### [RECORDS FOR THE EXERCISE]
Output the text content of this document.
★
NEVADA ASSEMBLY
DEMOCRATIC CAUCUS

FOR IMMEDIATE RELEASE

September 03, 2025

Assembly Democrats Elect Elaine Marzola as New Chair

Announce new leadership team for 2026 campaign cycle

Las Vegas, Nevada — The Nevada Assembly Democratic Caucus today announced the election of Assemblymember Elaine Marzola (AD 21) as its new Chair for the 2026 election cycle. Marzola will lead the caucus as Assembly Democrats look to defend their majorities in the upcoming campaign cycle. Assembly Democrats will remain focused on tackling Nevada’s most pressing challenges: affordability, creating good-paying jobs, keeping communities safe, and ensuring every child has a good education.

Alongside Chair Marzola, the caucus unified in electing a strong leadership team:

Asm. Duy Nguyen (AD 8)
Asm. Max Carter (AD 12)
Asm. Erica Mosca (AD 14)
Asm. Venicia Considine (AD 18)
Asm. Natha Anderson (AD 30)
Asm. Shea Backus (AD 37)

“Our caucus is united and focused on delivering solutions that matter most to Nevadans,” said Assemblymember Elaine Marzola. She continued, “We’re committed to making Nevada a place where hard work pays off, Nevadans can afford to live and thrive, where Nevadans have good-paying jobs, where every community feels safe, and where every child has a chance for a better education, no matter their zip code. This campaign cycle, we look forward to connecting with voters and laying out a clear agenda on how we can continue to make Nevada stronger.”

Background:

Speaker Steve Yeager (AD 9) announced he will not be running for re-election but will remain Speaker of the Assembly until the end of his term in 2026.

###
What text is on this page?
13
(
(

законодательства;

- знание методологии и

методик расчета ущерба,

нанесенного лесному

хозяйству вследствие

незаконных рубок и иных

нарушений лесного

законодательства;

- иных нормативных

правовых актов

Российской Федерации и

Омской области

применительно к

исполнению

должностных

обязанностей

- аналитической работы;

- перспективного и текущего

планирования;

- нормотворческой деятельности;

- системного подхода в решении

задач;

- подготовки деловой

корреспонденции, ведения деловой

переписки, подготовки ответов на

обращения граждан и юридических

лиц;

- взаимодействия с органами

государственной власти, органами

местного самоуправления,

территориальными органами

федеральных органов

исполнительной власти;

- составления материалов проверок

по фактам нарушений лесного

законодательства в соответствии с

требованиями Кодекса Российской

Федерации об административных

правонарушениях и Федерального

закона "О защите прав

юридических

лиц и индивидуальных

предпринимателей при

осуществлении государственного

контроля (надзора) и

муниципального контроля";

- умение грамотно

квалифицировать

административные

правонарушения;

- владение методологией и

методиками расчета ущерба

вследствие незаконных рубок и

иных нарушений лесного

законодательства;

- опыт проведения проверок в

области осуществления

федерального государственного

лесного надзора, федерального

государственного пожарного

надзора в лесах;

### [INSTRUCTION]
Reproduce every line from the entries that holds the word "Chair".

### [SOLUTION TO THIS PROBLEM]
Assembly Democrats Elect Elaine Marzola as New Chair
Las Vegas, Nevada — The Nevada Assembly Democratic Caucus today announced the election of Assemblymember Elaine Marzola (AD 21) as its new Chair for the 2026 election cycle. Marzola will lead the caucus as Assembly Democrats look to defend their majorities in the upcoming campaign cycle. Assembly Democrats will remain focused on tackling Nevada’s most pressing challenges: affordability, creating good-paying jobs, keeping communities safe, and ensuring every child has a good education.
Alongside Chair Marzola, the caucus unified in electing a strong leadership team:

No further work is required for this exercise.